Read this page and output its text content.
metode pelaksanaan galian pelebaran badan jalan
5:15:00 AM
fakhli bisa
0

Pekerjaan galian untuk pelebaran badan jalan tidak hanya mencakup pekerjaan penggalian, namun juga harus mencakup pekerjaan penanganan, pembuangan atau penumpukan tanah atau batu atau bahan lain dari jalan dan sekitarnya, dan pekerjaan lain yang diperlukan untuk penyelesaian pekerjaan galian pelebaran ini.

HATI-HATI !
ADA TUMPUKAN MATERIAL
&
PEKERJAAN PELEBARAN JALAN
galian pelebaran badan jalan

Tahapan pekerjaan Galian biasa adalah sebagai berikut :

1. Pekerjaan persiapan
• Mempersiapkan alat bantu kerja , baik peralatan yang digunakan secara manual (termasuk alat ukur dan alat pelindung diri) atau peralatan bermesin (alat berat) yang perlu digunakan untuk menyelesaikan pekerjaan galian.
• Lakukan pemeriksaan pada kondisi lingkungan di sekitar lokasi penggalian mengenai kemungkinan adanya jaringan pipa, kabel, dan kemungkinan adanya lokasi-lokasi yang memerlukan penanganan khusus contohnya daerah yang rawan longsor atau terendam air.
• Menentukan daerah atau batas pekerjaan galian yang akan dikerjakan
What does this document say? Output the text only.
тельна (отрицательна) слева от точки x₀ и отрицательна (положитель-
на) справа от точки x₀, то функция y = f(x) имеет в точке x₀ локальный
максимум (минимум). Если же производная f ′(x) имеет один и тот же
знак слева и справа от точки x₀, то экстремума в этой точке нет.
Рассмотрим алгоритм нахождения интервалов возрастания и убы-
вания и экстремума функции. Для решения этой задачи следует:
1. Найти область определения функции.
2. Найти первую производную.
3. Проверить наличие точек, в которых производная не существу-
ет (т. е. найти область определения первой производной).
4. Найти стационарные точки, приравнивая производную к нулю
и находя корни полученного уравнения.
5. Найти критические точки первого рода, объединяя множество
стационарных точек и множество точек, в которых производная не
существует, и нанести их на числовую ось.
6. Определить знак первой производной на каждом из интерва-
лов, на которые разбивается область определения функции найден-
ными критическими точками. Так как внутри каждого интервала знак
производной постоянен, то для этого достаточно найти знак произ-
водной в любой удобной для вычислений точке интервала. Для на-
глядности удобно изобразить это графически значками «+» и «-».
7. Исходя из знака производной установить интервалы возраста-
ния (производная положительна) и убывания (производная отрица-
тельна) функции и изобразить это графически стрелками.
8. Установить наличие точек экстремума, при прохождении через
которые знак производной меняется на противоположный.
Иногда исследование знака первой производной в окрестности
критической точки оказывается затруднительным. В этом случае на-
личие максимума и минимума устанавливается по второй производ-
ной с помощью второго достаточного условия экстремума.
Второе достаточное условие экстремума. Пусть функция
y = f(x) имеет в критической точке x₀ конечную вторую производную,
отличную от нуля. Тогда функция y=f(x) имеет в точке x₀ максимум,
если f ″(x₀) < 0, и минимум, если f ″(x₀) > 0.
:::::
## Written request
Search the lines above for the string "точки" and copy each line that has it.

## Correct answer
тельна (отрицательна) слева от точки x₀ и отрицательна (положитель-
на) справа от точки x₀, то функция y = f(x) имеет в точке x₀ локальный
знак слева и справа от точки x₀, то экстремума в этой точке нет.
4. Найти стационарные точки, приравнивая производную к нулю
5. Найти критические точки первого рода, объединяя множество
критической точки оказывается затруднительным. В этом случае на-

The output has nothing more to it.